* [RECORDS FOR THE TASK]
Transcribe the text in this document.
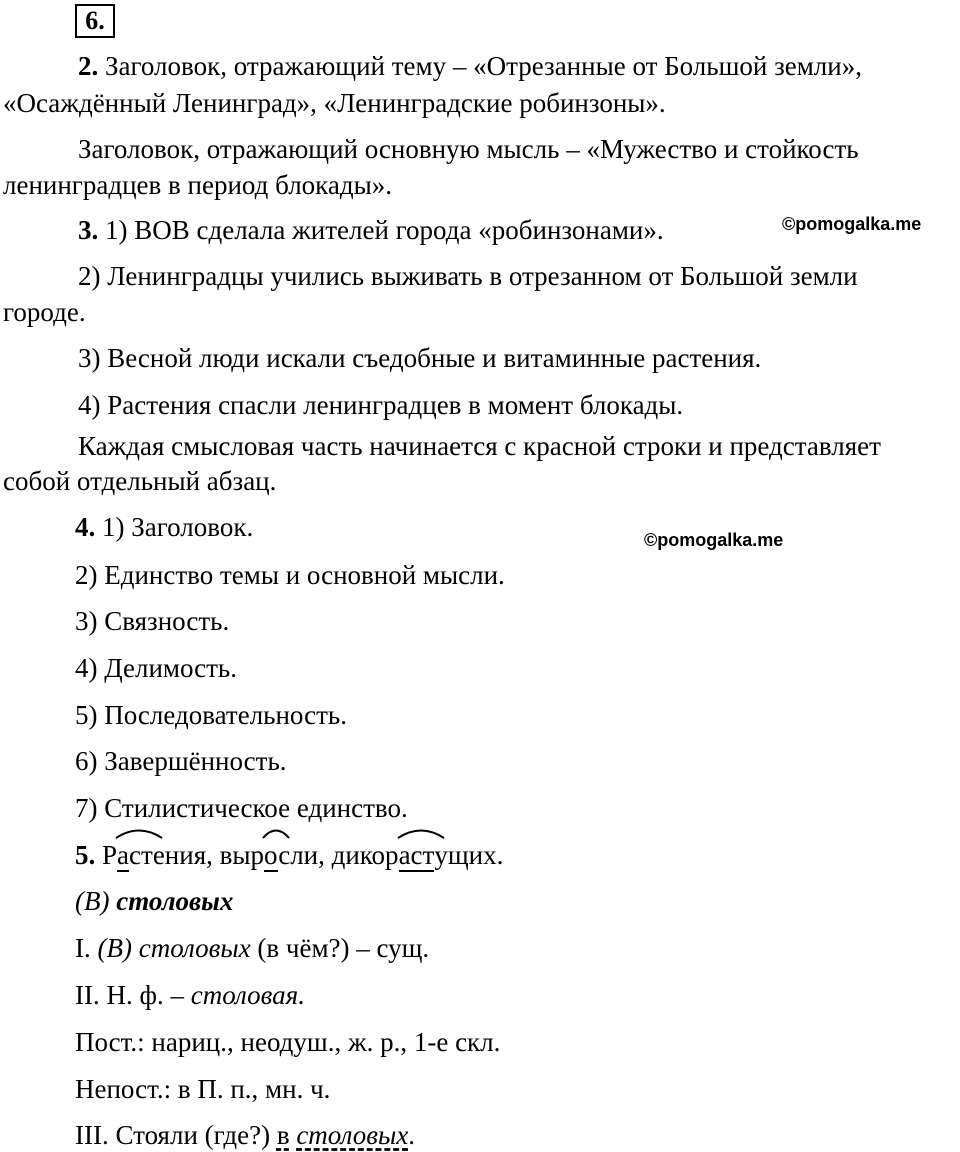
6.
2. Заголовок, отражающий тему – «Отрезанные от Большой земли»,
«Осаждённый Ленинград», «Ленинградские робинзоны».
Заголовок, отражающий основную мысль – «Мужество и стойкость
ленинградцев в период блокады».
3. 1) ВОВ сделала жителей города «робинзонами».	©pomogalka.me
2) Ленинградцы учились выживать в отрезанном от Большой земли
городе.
3) Весной люди искали съедобные и витаминные растения.
4) Растения спасли ленинградцев в момент блокады.
Каждая смысловая часть начинается с красной строки и представляет
собой отдельный абзац.
4. 1) Заголовок.	©pomogalka.me
2) Единство темы и основной мысли.
3) Связность.
4) Делимость.
5) Последовательность.
6) Завершённость.
7) Стилистическое единство.
5. Р
астения, выр
осли, дикор
астущих.
(В) столовых
I. (В) столовых (в чём?) – сущ.
II. Н. ф. – столовая.
Пост.: нариц., неодуш., ж. р., 1-е скл.
Непост.: в П. п., мн. ч.
III. Стояли (где?) в столовых.
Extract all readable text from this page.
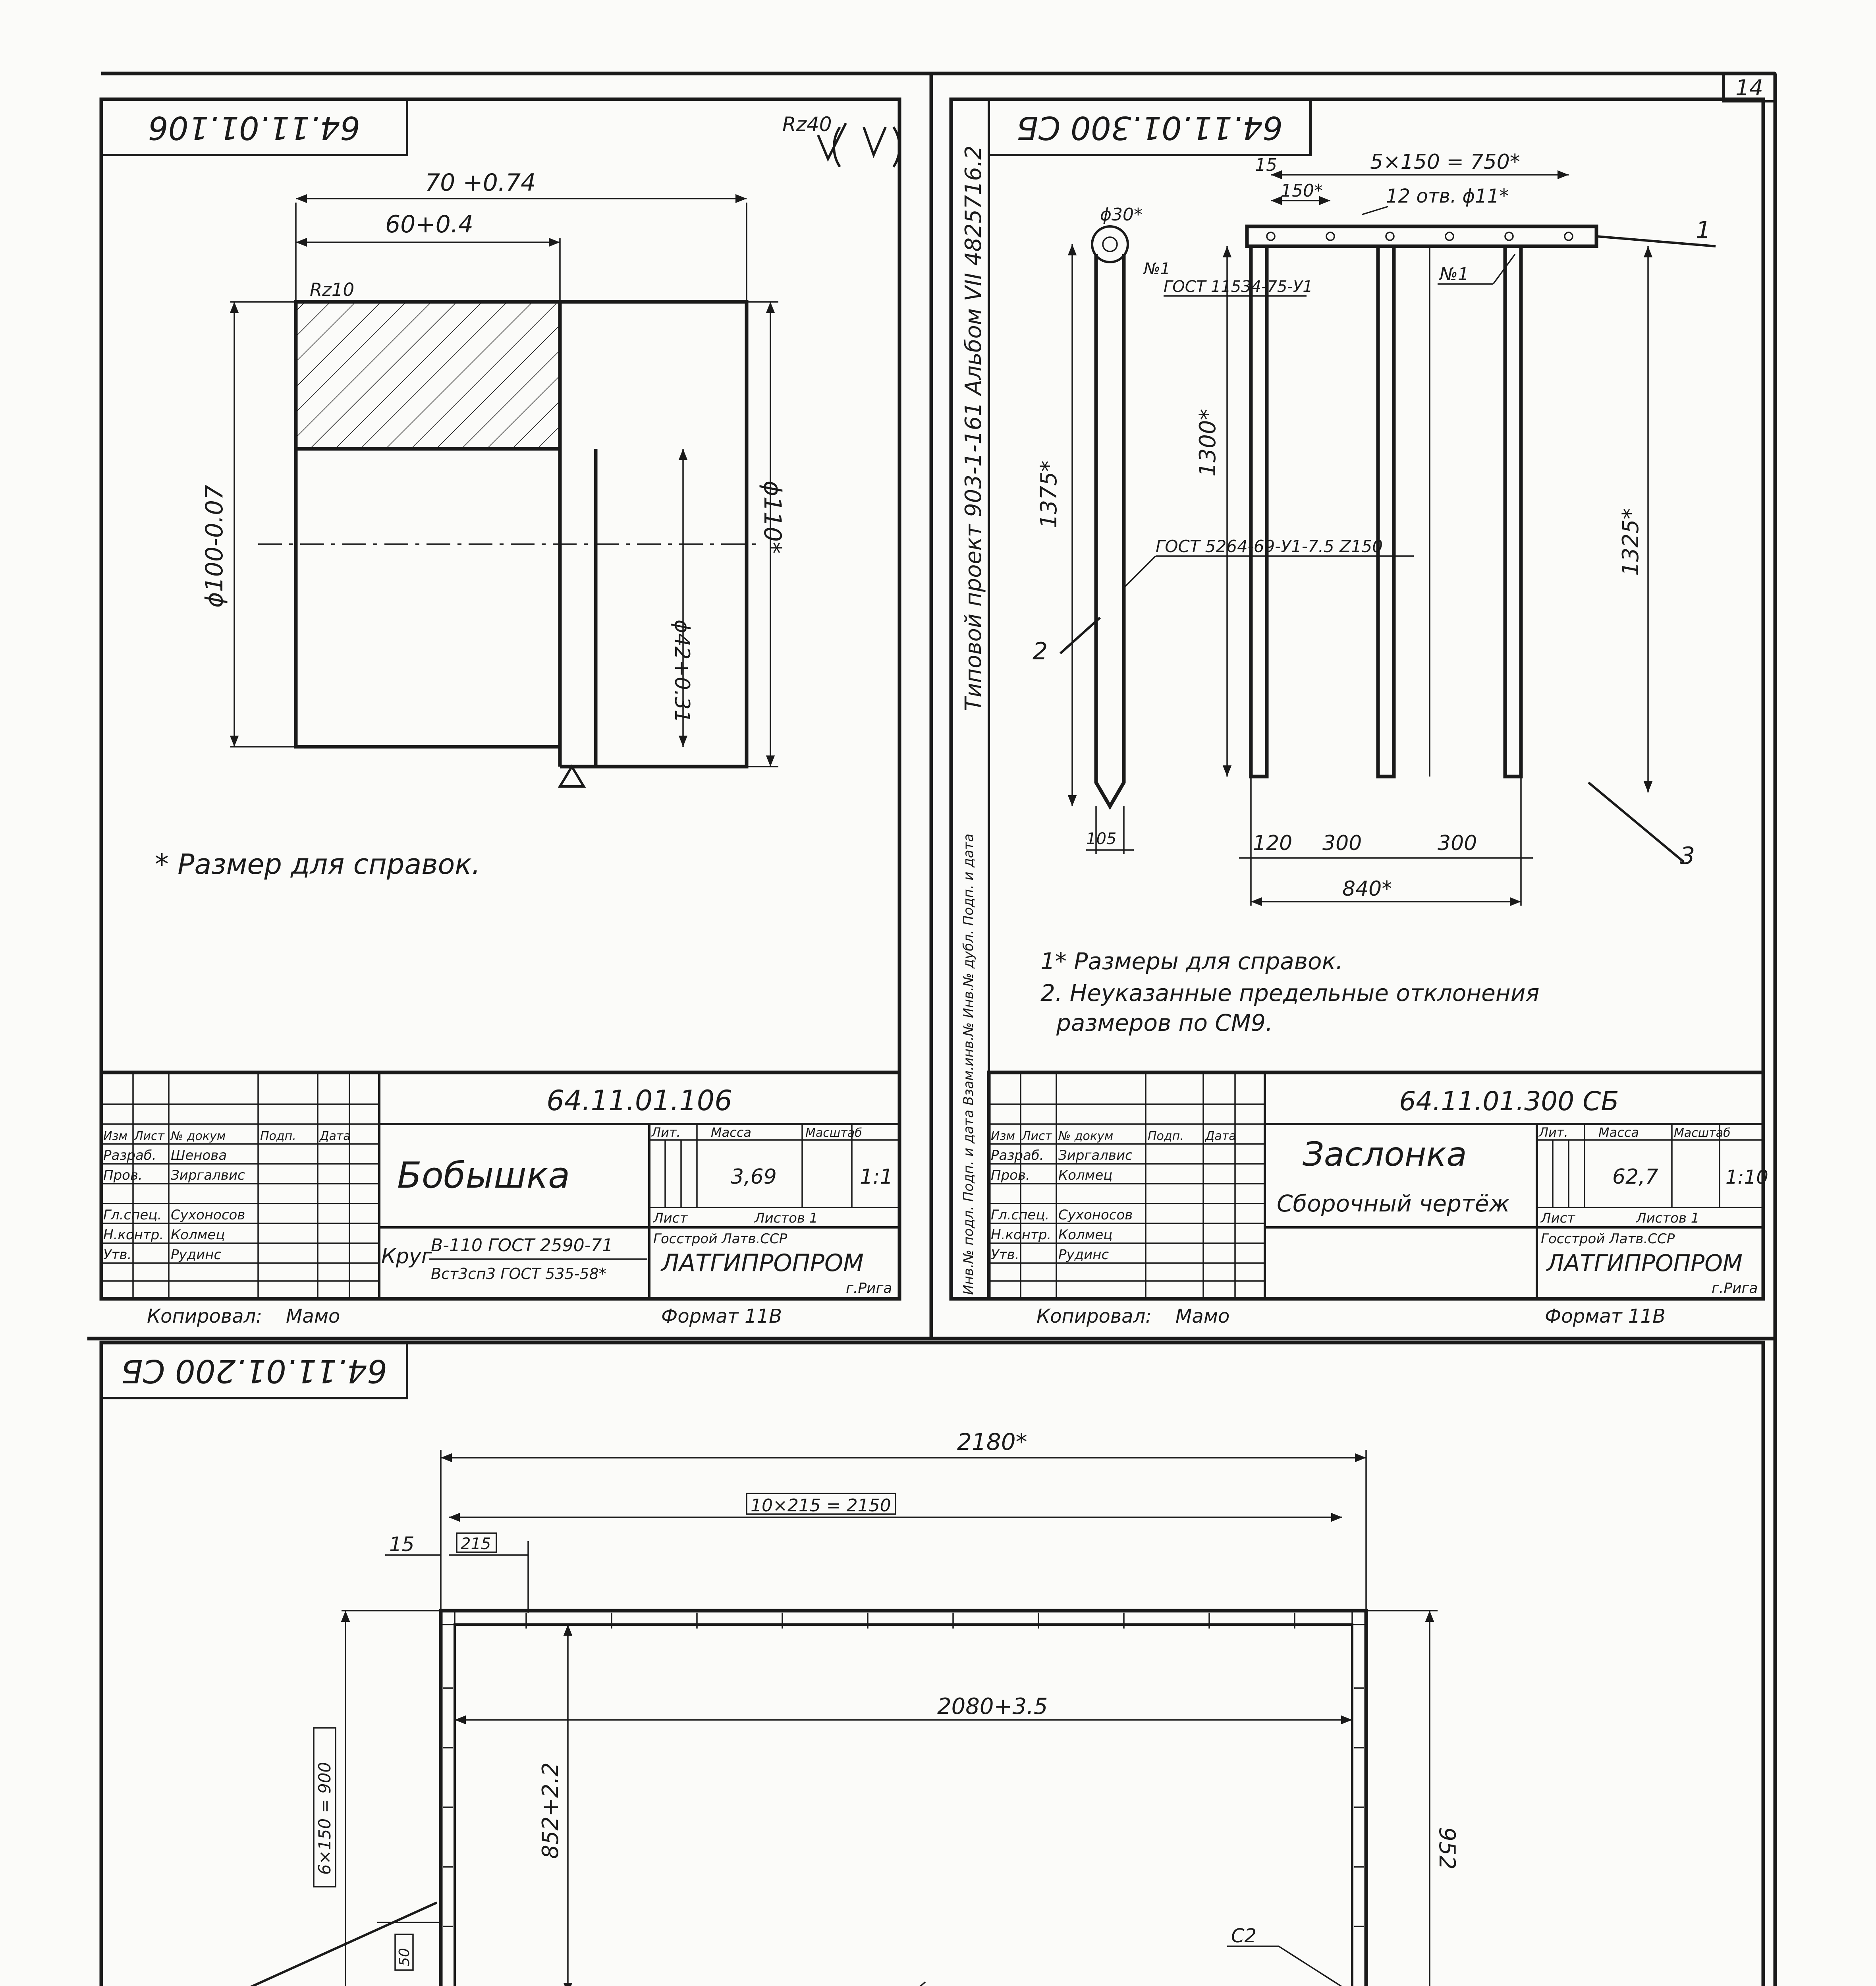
14
64.11.01.106	Rz40
70 +0.74
60+0.4
Rz10
ϕ100-0.07
ϕ42+0.31
ϕ110*
* Размер для справок.
64.11.01.106
Изм Лист № докум	Подп. Дата
Разраб. Шенова
Пров. Зиргалвис
Гл.спец. Сухоносов
Н.контр. Колмец
Утв.	Рудинс
Бобышка
Лит. Масса	Масштаб
3,69	1:1
Лист	Листов 1
Госстрой Латв.ССР
ЛАТГИПРОПРОМ
г.Рига
Круг
В-110 ГОСТ 2590-71
Вст3сп3 ГОСТ 535-58*
Копировал: Мамо	Формат 11В
64.11.01.300 СБ
Типовой проект 903-1-161 Альбом VII 4825716.2
Инв.№ подл. Подп. и дата Взам.инв.№ Инв.№ дубл. Подп. и дата
15	5×150 = 750*
150*	12 отв. ϕ11*
ϕ30*
№1
ГОСТ 11534-75-У1
№1
1
1375*
1300*
1325*
ГОСТ 5264-69-У1-7.5 Z150
2
3
105	120 300	300
840*
1* Размеры для справок.
2. Неуказанные предельные отклонения
размеров по СМ9.
64.11.01.300 СБ
Изм Лист № докум	Подп. Дата
Разраб. Зиргалвис
Пров. Колмец
Гл.спец. Сухоносов
Н.контр. Колмец
Утв.	Рудинс
Заслонка
Сборочный чертёж
Лит. Масса	Масштаб
62,7	1:10
Лист	Листов 1
Госстрой Латв.ССР
ЛАТГИПРОПРОМ
г.Рига
Копировал: Мамо	Формат 11В
64.11.01.200 СБ
2180*
10×215 = 2150
15	215
2080+3.5
852+2.2	952
6×150 = 900
50
С2
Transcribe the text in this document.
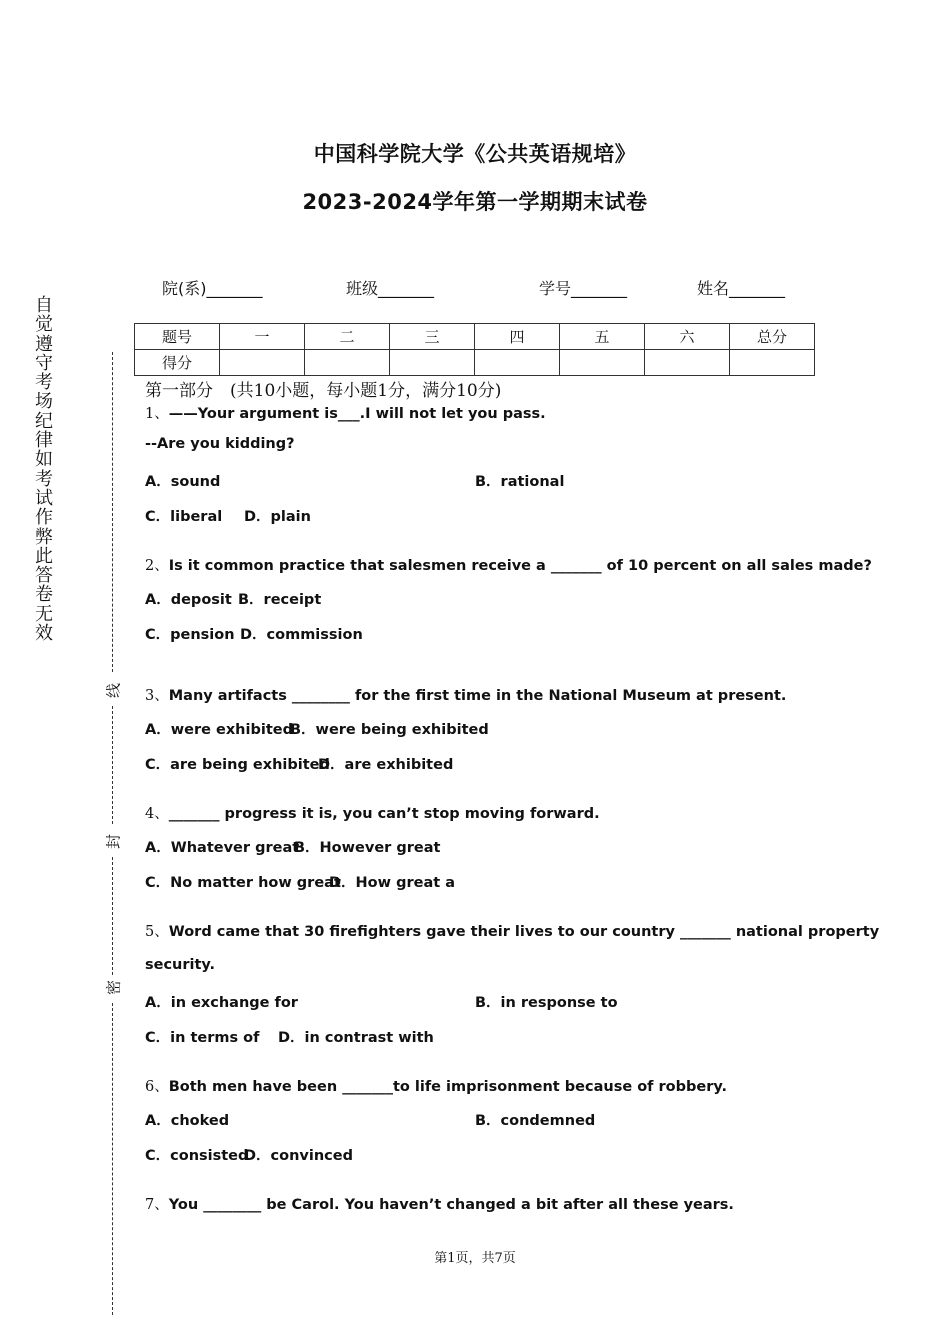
中国科学院大学《公共英语规培》
2023-2024学年第一学期期末试卷
院(系)_______	班级_______	学号_______	姓名_______
自觉遵守考场纪律如考试作弊此答卷无效
线
封
密
题号	一	二	三	四	五	六	总分
得分							
第一部分　(共10小题，每小题1分，满分10分)
1、——Your argument is___.I will not let you pass.
--Are you kidding?
A．sound	B．rational
C．liberal D．plain
2、Is it common practice that salesmen receive a _______ of 10 percent on all sales made?
A．deposit B．receipt
C．pension D．commission
3、Many artifacts ________ for the first time in the National Museum at present.
A．were exhibited
B．were being exhibited
C．are being exhibited
D．are exhibited
4、_______ progress it is, you can’t stop moving forward.
A．Whatever great
B．However great
C．No matter how great
D．How great a
5、Word came that 30 firefighters gave their lives to our country _______ national property
security.
A．in exchange for	B．in response to
C．in terms of D．in contrast with
6、Both men have been _______to life imprisonment because of robbery.
A．choked	B．condemned
C．consisted
D．convinced
7、You ________ be Carol. You haven’t changed a bit after all these years.
第1页，共7页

* [WHAT THE TASK ASKS] What is the number of lines in the listing that include the word "were"? Give that number and nothing else.

* [FINISHED TASK] 2